Entries supplied:
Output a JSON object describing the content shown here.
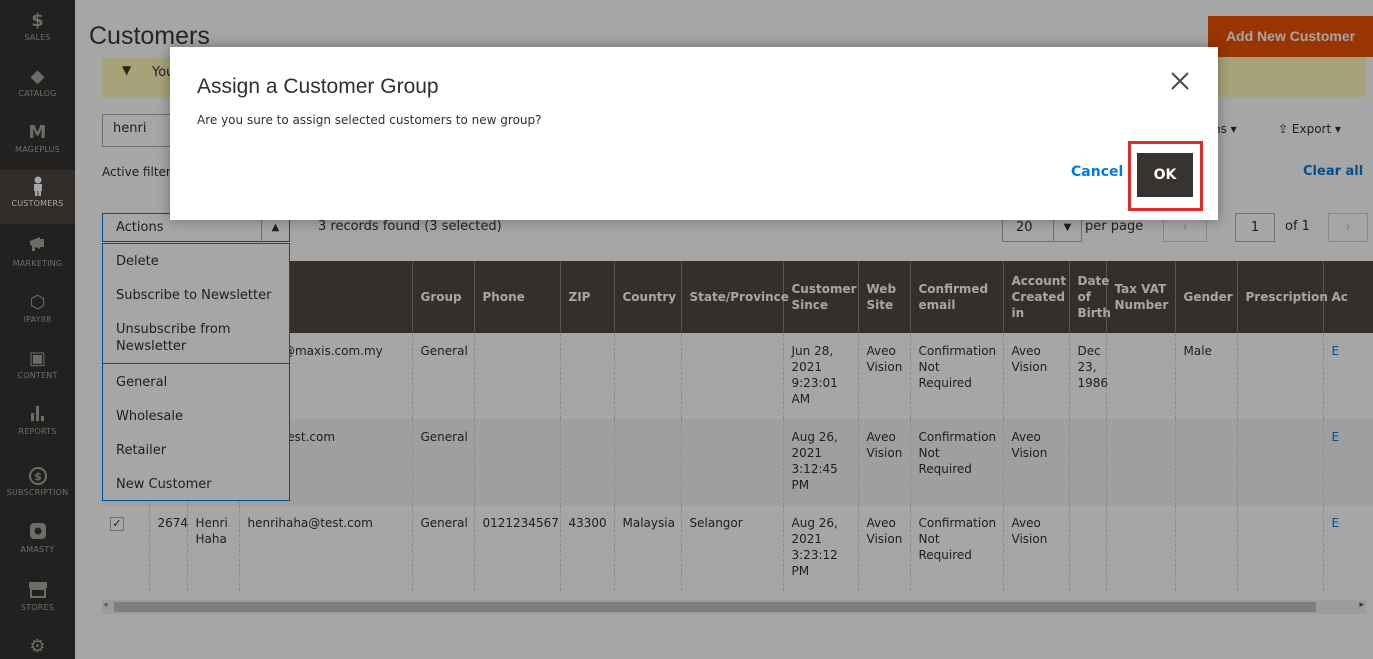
{
  "sidebar": {
    "items": [
      {
        "label": "SALES",
        "icon": "dollar-icon",
        "glyph": "$"
      },
      {
        "label": "CATALOG",
        "icon": "cube-icon",
        "glyph": "◆"
      },
      {
        "label": "MAGEPLUS",
        "icon": "mageplus-icon",
        "glyph": "M"
      },
      {
        "label": "CUSTOMERS",
        "icon": "person-icon",
        "glyph": "👤"
      },
      {
        "label": "MARKETING",
        "icon": "megaphone-icon",
        "glyph": "📢"
      },
      {
        "label": "IPAY88",
        "icon": "hexagon-icon",
        "glyph": "⬡"
      },
      {
        "label": "CONTENT",
        "icon": "layout-icon",
        "glyph": "▣"
      },
      {
        "label": "REPORTS",
        "icon": "bar-chart-icon",
        "glyph": "▮"
      },
      {
        "label": "SUBSCRIPTION",
        "icon": "subscription-icon",
        "glyph": "$"
      },
      {
        "label": "AMASTY",
        "icon": "amasty-icon",
        "glyph": "■"
      },
      {
        "label": "STORES",
        "icon": "store-icon",
        "glyph": "▦"
      },
      {
        "label": "",
        "icon": "gear-icon",
        "glyph": "⚙"
      }
    ]
  },
  "header": {
    "title": "Customers",
    "add_button": "Add New Customer"
  },
  "message": {
    "text": "You"
  },
  "search": {
    "value": "henri"
  },
  "filters": {
    "active_label": "Active filters",
    "clear_all": "Clear all"
  },
  "toolbar": {
    "columns_label": "ns",
    "export_label": "Export",
    "actions_label": "Actions",
    "records_text": "3 records found (3 selected)",
    "per_page_value": "20",
    "per_page_label": "per page",
    "page_number": "1",
    "page_of": "of 1"
  },
  "actions_menu": {
    "items": [
      "Delete",
      "Subscribe to Newsletter",
      "Unsubscribe from Newsletter"
    ],
    "groups": [
      "General",
      "Wholesale",
      "Retailer",
      "New Customer"
    ]
  },
  "grid": {
    "columns": [
      "",
      "",
      "",
      "l",
      "Group",
      "Phone",
      "ZIP",
      "Country",
      "State/Province",
      "Customer Since",
      "Web Site",
      "Confirmed email",
      "Account Created in",
      "Date of Birth",
      "Tax VAT Number",
      "Gender",
      "Prescription",
      "Ac"
    ],
    "rows": [
      {
        "id": "",
        "name": "",
        "email": "aising@maxis.com.my",
        "group": "General",
        "phone": "",
        "zip": "",
        "country": "",
        "state": "",
        "since": "Jun 28, 2021 9:23:01 AM",
        "website": "Aveo Vision",
        "confirmed": "Confirmation Not Required",
        "created_in": "Aveo Vision",
        "dob": "Dec 23, 1986",
        "taxvat": "",
        "gender": "Male",
        "prescription": "",
        "action": "E"
      },
      {
        "id": "",
        "name": "",
        "email": "test@test.com",
        "group": "General",
        "phone": "",
        "zip": "",
        "country": "",
        "state": "",
        "since": "Aug 26, 2021 3:12:45 PM",
        "website": "Aveo Vision",
        "confirmed": "Confirmation Not Required",
        "created_in": "Aveo Vision",
        "dob": "",
        "taxvat": "",
        "gender": "",
        "prescription": "",
        "action": "E"
      },
      {
        "id": "2674",
        "name": "Henri Haha",
        "email": "henrihaha@test.com",
        "group": "General",
        "phone": "0121234567",
        "zip": "43300",
        "country": "Malaysia",
        "state": "Selangor",
        "since": "Aug 26, 2021 3:23:12 PM",
        "website": "Aveo Vision",
        "confirmed": "Confirmation Not Required",
        "created_in": "Aveo Vision",
        "dob": "",
        "taxvat": "",
        "gender": "",
        "prescription": "",
        "action": "E"
      }
    ]
  },
  "modal": {
    "title": "Assign a Customer Group",
    "text": "Are you sure to assign selected customers to new group?",
    "cancel": "Cancel",
    "ok": "OK"
  },
  "colors": {
    "accent": "#eb5202",
    "link": "#007bdb",
    "highlight": "#e02b27"
  }
}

What needs to be done:
Copy out every line in the entries above that holds "test".

Answer to the problem:
        "email": "test@test.com",
        "email": "henrihaha@test.com",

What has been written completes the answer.